* Extracted information
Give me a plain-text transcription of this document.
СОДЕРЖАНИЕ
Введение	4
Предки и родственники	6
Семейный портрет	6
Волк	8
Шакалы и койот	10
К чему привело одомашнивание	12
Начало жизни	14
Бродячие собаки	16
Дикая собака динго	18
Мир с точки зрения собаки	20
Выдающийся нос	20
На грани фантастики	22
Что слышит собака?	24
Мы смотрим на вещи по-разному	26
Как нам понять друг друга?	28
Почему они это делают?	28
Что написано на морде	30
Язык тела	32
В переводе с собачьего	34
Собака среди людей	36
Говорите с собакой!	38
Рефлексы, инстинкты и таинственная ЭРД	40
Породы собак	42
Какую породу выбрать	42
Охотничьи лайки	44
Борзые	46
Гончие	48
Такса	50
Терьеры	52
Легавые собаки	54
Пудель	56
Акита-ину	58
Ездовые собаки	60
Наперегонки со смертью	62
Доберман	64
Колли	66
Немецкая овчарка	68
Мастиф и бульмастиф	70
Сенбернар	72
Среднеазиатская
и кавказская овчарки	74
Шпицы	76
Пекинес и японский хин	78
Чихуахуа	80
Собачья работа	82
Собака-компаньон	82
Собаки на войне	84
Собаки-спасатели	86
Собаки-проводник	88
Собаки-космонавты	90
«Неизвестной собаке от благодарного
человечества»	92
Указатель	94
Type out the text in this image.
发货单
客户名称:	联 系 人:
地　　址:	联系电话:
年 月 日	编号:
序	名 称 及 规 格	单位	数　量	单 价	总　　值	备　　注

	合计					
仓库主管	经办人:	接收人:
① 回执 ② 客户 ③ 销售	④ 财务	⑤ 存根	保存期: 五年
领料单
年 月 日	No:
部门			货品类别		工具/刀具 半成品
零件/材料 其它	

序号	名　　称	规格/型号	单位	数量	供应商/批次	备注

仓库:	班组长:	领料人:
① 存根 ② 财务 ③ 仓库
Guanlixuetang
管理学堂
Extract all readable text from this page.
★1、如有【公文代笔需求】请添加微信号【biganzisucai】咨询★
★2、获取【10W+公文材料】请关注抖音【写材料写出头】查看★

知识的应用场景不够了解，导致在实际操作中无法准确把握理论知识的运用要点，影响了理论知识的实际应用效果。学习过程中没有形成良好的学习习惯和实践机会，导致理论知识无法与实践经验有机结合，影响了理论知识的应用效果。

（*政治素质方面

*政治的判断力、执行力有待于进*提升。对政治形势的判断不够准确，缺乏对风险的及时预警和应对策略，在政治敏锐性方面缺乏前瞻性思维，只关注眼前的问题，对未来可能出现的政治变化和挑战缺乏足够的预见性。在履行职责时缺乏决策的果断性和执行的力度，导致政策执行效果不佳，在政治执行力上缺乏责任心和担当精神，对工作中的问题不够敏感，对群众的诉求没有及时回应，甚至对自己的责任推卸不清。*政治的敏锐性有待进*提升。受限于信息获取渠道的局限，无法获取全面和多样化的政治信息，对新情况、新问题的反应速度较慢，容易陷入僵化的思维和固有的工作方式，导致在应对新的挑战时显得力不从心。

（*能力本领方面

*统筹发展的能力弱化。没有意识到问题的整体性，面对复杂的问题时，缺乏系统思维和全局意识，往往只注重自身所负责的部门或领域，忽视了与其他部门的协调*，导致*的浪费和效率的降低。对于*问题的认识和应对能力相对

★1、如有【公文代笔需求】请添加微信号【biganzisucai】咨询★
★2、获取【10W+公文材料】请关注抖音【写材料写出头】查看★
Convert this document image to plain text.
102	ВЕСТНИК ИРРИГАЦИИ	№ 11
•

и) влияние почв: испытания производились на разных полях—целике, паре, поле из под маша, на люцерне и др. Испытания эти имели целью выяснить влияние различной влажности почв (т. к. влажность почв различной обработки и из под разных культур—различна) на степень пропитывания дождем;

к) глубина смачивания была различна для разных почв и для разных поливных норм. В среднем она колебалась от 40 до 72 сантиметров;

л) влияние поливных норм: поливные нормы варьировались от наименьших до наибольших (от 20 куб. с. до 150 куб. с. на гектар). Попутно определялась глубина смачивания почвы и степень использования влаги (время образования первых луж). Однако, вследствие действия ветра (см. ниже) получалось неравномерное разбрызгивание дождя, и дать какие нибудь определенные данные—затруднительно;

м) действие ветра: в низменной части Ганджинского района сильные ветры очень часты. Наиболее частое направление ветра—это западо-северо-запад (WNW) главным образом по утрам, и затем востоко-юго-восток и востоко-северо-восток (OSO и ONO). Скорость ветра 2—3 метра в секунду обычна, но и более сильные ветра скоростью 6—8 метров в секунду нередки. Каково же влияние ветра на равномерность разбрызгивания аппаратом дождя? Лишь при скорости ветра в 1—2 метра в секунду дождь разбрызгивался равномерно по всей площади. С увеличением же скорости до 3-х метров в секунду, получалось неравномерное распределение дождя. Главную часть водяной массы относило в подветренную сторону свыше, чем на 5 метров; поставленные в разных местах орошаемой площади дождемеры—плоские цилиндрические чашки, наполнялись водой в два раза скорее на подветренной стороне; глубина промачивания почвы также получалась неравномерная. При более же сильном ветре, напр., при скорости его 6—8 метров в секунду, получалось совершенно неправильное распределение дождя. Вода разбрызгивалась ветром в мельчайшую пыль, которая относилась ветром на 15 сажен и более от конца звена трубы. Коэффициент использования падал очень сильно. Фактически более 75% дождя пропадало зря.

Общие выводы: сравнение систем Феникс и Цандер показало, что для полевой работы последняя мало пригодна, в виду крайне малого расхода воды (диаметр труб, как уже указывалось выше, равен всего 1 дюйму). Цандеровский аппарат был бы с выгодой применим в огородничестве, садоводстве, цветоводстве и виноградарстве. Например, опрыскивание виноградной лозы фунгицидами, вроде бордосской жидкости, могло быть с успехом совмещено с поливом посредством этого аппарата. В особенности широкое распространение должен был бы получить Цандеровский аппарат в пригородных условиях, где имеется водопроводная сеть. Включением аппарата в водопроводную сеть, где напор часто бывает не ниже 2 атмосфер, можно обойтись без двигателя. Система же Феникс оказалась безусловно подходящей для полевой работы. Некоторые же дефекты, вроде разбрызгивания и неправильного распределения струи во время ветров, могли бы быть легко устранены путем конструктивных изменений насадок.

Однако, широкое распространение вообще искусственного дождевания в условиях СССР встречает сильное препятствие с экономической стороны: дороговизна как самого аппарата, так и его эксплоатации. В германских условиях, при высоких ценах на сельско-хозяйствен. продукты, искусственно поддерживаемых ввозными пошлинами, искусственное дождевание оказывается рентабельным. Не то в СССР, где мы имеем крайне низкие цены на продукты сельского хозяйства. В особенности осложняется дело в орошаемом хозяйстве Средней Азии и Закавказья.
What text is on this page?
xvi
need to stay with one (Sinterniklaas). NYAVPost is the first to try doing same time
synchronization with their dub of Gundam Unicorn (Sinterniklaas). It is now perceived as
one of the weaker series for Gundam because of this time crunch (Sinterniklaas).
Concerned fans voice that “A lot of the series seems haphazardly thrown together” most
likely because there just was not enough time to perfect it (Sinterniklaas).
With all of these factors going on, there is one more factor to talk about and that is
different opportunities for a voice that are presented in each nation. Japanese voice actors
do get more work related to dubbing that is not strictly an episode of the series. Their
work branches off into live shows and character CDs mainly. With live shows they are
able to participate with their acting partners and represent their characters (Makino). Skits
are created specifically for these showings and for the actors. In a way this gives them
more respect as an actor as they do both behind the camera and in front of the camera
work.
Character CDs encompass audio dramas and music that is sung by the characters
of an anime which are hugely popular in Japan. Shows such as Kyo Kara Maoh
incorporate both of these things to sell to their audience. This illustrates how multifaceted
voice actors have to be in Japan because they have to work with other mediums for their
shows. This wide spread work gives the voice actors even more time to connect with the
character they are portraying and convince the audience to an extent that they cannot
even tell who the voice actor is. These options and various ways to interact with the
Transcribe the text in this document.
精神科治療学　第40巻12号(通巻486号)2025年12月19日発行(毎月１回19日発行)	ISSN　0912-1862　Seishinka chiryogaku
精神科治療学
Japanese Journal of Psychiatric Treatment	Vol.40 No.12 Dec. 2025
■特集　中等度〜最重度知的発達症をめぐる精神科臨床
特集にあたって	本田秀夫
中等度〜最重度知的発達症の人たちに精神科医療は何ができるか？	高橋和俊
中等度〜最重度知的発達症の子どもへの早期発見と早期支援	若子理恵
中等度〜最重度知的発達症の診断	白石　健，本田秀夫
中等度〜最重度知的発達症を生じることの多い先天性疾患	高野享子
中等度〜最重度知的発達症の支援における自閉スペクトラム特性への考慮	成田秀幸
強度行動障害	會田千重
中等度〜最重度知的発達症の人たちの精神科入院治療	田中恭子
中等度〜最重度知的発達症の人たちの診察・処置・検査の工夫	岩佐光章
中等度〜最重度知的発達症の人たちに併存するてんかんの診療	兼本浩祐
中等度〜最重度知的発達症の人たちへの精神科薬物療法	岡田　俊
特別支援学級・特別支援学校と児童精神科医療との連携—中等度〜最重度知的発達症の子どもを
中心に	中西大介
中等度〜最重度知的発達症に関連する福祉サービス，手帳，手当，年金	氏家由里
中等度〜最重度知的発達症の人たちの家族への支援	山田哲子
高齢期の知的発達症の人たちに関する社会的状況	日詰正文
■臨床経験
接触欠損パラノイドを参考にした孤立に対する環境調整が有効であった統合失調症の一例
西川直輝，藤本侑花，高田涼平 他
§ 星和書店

* Task details
Provide the number of lines in the data above that contain the string "Sinterniklaas", and nothing else.

* Output of the task
4